## WHAT IS ASKED
Check each line of the records below for the word "ignition" and copy those where it appears.

## RECORDS TO USE
——————————

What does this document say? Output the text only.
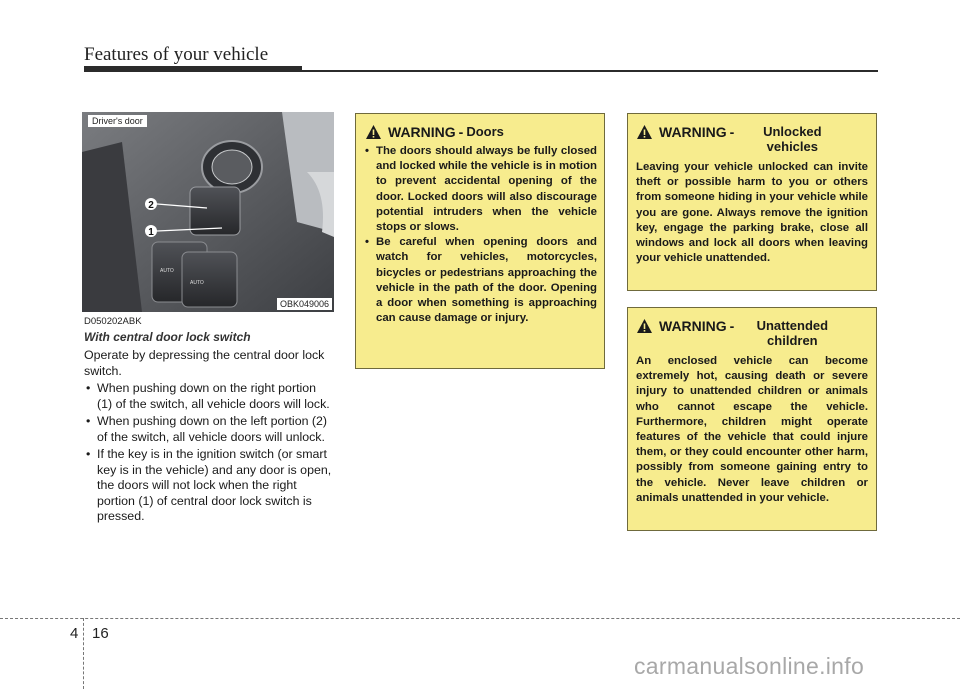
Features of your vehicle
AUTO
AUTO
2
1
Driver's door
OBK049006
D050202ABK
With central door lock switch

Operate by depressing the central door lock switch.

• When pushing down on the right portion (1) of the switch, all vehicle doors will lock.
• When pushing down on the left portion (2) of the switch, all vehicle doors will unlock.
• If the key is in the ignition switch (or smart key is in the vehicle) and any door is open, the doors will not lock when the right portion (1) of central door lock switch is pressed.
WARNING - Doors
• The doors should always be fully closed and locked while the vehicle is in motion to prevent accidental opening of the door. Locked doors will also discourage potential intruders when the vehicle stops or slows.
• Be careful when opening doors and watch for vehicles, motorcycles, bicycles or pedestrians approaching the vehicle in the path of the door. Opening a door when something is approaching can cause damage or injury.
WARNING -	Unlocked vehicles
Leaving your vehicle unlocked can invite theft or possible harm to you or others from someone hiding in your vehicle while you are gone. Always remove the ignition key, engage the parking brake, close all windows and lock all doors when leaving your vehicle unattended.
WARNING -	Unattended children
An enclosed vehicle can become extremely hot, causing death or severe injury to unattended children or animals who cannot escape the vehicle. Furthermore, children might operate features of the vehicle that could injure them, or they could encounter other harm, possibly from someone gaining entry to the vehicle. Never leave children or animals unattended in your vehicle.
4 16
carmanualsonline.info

——————————

## FULL RESPONSE
• If the key is in the ignition switch (or smart key is in the vehicle) and any door is open, the doors will not lock when the right portion (1) of central door lock switch is pressed.
Leaving your vehicle unlocked can invite theft or possible harm to you or others from someone hiding in your vehicle while you are gone. Always remove the ignition key, engage the parking brake, close all windows and lock all doors when leaving your vehicle unattended.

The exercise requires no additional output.